Records from a data collection:

'''

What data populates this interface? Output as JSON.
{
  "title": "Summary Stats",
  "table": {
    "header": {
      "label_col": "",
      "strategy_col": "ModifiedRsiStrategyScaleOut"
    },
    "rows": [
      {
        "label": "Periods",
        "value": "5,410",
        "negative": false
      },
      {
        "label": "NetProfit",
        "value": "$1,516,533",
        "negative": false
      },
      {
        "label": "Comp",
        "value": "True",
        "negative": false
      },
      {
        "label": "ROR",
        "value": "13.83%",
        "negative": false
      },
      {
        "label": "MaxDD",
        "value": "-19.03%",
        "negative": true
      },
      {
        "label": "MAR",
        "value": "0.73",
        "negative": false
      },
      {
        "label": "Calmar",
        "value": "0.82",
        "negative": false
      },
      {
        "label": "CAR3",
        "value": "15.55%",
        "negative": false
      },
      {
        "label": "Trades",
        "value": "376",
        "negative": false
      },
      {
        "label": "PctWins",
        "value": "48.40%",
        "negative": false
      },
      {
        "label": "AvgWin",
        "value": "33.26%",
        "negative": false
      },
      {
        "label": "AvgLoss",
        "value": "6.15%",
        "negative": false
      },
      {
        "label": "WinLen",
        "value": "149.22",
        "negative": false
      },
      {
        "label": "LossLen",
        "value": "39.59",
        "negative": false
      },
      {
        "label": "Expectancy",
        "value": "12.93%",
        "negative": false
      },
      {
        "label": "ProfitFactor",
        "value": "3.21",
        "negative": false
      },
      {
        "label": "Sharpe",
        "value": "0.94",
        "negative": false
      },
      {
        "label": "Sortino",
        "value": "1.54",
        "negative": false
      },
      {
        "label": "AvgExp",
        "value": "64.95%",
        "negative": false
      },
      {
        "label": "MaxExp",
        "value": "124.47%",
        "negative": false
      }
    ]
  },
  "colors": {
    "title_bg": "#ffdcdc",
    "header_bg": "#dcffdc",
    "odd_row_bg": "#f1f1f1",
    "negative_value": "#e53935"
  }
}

'''
'''

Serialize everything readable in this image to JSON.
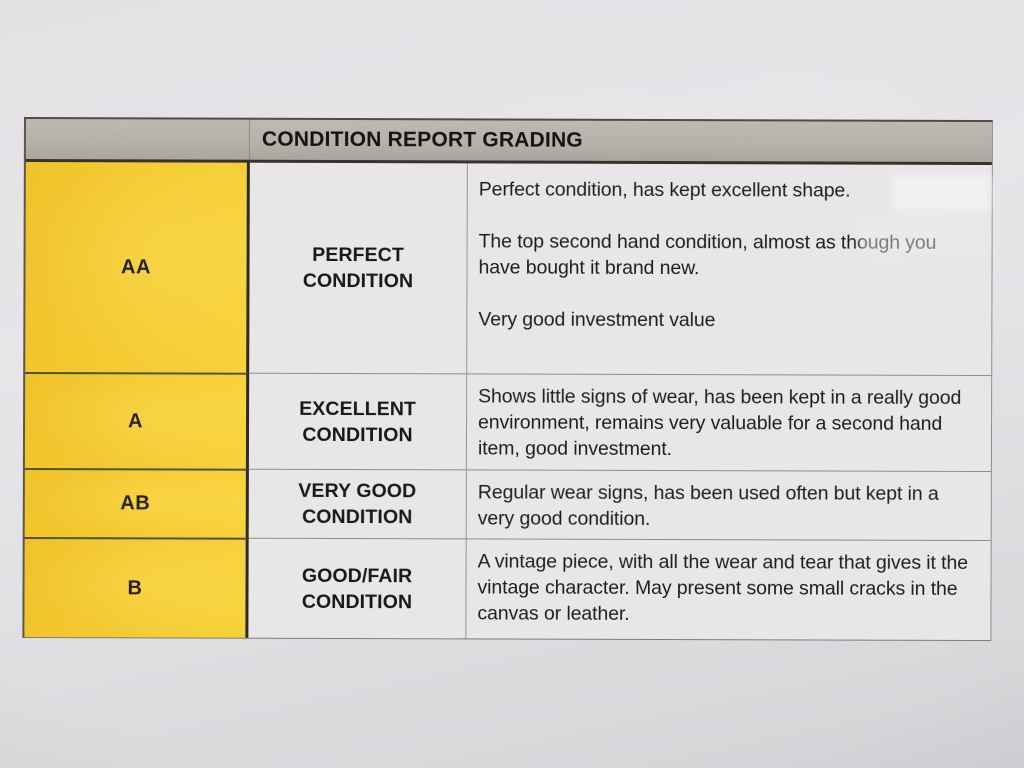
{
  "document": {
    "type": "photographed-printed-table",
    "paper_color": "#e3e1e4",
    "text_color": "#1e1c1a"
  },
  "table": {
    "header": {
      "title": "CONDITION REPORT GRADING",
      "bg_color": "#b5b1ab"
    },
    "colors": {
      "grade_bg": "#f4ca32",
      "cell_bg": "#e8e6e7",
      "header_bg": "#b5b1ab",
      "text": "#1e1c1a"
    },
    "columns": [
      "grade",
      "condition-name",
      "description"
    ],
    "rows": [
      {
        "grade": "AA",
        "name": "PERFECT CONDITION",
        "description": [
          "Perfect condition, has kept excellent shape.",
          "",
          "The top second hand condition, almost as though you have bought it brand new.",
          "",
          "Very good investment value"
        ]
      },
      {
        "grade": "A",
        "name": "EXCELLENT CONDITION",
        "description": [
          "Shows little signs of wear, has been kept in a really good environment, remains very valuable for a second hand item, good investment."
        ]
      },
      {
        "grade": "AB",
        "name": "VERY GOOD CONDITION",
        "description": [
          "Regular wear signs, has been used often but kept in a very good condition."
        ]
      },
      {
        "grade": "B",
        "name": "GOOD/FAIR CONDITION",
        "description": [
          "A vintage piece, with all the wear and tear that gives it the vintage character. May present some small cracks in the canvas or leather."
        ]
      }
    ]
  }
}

'''
'''

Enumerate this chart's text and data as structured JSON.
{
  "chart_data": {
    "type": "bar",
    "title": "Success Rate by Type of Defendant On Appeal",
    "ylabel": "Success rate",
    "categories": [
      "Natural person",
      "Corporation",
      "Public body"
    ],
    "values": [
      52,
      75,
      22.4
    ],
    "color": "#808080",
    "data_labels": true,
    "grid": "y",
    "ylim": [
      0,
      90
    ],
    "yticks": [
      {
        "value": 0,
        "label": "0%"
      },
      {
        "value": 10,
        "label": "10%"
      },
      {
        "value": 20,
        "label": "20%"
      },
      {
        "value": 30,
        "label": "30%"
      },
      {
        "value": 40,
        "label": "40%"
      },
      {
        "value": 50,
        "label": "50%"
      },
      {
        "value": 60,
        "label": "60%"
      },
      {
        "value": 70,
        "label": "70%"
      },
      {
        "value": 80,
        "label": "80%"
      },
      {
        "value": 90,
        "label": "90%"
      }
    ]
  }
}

'''

Copy each line of the data above that holds "name".

▶ _FINISHED ANSWER_
      "condition-name",
        "name": "PERFECT CONDITION",
        "name": "EXCELLENT CONDITION",
        "name": "VERY GOOD CONDITION",
        "name": "GOOD/FAIR CONDITION",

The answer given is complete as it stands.